— begin RECORDS —

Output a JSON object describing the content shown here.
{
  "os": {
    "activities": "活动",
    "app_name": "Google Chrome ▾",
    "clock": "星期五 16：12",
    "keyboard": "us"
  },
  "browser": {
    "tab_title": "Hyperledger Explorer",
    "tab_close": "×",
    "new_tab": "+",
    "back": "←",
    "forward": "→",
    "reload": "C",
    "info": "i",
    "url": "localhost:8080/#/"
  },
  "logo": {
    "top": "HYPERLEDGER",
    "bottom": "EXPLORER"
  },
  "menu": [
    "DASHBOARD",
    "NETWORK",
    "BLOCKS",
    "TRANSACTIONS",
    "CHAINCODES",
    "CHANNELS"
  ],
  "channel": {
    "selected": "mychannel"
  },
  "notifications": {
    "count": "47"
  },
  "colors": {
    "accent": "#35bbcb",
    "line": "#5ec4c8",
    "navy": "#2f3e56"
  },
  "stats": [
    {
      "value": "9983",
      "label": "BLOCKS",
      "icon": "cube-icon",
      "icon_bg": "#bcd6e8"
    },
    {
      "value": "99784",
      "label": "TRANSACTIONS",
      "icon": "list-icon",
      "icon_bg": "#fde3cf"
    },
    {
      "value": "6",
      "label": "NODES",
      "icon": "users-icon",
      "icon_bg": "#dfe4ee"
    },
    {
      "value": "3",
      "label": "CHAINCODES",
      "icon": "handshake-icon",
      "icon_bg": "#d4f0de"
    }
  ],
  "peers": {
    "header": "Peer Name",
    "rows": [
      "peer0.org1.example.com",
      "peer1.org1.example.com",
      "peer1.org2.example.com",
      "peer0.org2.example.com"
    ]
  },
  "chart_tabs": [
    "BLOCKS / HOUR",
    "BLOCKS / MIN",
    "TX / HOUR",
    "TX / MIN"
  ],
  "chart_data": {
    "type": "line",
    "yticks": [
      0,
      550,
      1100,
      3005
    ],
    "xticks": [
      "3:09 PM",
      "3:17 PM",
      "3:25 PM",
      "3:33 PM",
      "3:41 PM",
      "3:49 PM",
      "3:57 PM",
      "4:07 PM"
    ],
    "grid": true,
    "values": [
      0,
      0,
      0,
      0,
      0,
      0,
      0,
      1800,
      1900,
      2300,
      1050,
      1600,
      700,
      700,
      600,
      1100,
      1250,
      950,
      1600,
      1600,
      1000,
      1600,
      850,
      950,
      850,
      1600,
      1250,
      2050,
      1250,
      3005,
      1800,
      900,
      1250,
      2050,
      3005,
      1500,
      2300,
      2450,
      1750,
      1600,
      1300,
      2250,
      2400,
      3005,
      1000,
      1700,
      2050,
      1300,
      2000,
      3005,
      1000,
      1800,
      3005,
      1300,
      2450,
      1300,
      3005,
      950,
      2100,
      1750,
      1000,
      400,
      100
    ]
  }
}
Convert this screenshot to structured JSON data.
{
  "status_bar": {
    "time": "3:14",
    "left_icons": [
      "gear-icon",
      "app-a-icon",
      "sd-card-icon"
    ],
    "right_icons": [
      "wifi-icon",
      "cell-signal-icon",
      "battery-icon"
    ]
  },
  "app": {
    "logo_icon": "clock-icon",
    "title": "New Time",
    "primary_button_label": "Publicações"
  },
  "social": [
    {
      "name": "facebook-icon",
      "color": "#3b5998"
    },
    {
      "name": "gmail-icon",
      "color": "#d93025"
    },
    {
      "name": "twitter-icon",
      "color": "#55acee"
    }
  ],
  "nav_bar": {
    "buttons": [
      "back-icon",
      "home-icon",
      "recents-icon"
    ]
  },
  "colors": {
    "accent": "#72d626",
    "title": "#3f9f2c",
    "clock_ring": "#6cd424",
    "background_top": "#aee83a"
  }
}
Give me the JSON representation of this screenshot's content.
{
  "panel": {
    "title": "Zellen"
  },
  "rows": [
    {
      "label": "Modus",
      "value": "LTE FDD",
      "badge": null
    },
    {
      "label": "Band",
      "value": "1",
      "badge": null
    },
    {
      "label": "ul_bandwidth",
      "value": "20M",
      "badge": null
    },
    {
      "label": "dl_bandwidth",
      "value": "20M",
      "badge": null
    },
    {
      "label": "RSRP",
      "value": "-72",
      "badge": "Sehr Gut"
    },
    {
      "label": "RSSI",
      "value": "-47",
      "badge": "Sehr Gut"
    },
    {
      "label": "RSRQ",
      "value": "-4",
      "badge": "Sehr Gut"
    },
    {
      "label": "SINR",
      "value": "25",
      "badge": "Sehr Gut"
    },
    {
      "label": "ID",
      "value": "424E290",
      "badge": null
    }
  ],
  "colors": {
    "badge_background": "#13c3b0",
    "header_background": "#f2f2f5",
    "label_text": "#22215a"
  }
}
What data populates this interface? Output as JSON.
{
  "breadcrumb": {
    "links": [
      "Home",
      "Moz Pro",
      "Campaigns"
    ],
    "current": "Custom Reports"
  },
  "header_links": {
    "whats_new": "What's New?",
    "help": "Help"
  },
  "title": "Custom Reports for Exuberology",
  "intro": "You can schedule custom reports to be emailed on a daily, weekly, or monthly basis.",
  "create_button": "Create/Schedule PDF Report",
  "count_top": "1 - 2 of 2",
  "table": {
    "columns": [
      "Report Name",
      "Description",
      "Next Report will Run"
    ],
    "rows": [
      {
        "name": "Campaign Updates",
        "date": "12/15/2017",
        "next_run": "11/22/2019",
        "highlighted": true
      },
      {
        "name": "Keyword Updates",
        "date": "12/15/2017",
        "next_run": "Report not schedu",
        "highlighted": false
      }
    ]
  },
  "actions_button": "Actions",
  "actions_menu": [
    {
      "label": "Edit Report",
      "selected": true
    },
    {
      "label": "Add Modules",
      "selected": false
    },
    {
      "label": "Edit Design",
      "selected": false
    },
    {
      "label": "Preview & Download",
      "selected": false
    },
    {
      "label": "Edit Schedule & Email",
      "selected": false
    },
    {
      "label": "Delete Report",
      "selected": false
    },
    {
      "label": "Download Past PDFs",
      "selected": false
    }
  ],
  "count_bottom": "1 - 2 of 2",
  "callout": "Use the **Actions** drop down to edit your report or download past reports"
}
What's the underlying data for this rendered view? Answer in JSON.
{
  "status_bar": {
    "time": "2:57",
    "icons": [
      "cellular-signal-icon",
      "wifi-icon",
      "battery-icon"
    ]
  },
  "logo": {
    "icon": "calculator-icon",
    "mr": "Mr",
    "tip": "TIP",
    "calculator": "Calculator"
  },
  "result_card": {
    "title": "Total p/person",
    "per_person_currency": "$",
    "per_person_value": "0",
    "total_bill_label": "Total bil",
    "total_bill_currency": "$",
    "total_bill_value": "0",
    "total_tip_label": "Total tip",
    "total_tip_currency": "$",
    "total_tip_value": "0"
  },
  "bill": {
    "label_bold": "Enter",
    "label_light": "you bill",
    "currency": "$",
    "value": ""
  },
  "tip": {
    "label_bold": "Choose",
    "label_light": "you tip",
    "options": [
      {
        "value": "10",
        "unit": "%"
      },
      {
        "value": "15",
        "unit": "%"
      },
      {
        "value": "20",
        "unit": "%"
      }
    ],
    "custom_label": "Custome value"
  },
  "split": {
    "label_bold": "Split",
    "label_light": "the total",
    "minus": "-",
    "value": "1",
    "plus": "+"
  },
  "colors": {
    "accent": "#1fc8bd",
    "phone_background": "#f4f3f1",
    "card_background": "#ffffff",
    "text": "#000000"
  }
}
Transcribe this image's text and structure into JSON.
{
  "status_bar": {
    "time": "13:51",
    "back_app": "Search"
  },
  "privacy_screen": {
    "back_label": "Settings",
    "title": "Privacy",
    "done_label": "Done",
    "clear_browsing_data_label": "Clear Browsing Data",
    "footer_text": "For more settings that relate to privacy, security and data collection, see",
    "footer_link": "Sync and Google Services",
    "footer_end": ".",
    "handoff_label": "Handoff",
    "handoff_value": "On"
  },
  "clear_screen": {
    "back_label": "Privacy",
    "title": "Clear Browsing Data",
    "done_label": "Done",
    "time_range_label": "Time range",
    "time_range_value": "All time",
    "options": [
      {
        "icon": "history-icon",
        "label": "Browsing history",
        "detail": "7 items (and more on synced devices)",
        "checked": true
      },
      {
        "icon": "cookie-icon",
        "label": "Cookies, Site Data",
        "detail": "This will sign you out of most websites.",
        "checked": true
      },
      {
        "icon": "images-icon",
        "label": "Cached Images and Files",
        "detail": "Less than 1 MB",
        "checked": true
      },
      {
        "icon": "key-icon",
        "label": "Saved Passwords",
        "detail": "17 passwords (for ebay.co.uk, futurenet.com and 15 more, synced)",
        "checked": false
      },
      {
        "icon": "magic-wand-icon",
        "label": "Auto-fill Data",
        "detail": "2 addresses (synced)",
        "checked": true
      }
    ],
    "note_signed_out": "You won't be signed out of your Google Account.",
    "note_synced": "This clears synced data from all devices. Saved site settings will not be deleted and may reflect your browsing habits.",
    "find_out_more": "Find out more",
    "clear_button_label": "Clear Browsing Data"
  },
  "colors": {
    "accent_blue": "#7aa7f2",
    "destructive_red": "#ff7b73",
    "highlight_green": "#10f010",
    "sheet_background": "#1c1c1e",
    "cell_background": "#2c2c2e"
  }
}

— end RECORDS —

INSTRUCTION: Select the lines in this material that hold the word "What", leaving none out.

PROBLEM SOLUTION:
What data populates this interface? Output as JSON.
    "whats_new": "What's New?",
What's the underlying data for this rendered view? Answer in JSON.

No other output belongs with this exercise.